BEGIN

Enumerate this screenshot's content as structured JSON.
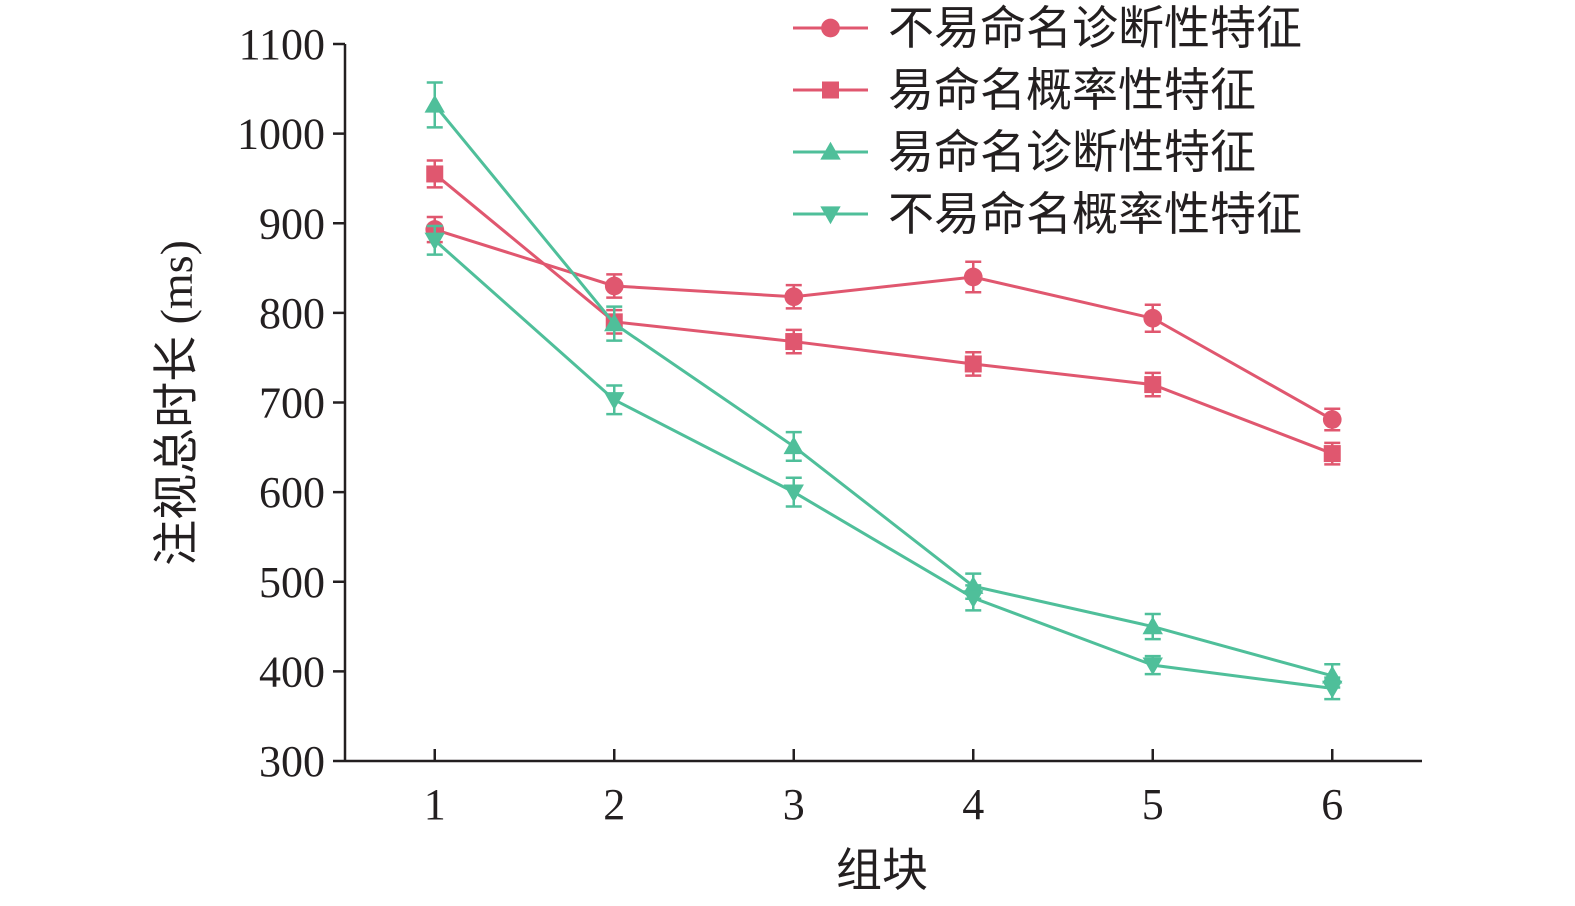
{
  "chart_data": {
    "type": "line",
    "title": "",
    "xlabel": "组块",
    "ylabel": "注视总时长 (ms)",
    "x": [
      1,
      2,
      3,
      4,
      5,
      6
    ],
    "xlim": [
      0.5,
      6.5
    ],
    "ylim": [
      300,
      1100
    ],
    "yticks": [
      300,
      400,
      500,
      600,
      700,
      800,
      900,
      1000,
      1100
    ],
    "grid": false,
    "legend_position": "top-right",
    "series": [
      {
        "name": "不易命名诊断性特征",
        "marker": "circle",
        "color": "#e0576f",
        "values": [
          893,
          830,
          818,
          840,
          794,
          681
        ],
        "errors": [
          14,
          13,
          13,
          17,
          15,
          12
        ]
      },
      {
        "name": "易命名概率性特征",
        "marker": "square",
        "color": "#e0576f",
        "values": [
          955,
          790,
          768,
          743,
          720,
          643
        ],
        "errors": [
          15,
          13,
          13,
          13,
          13,
          12
        ]
      },
      {
        "name": "易命名诊断性特征",
        "marker": "triangle-up",
        "color": "#4fbf9a",
        "values": [
          1032,
          788,
          651,
          495,
          450,
          395
        ],
        "errors": [
          25,
          19,
          16,
          14,
          14,
          13
        ]
      },
      {
        "name": "不易命名概率性特征",
        "marker": "triangle-down",
        "color": "#4fbf9a",
        "values": [
          881,
          703,
          600,
          482,
          407,
          381
        ],
        "errors": [
          16,
          16,
          16,
          14,
          10,
          12
        ]
      }
    ]
  }
}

END

• _GOAL_:
Copy all lines above containing the string "triangle".

• _RESPONSE BELOW_:
        "marker": "triangle-up",
        "marker": "triangle-down",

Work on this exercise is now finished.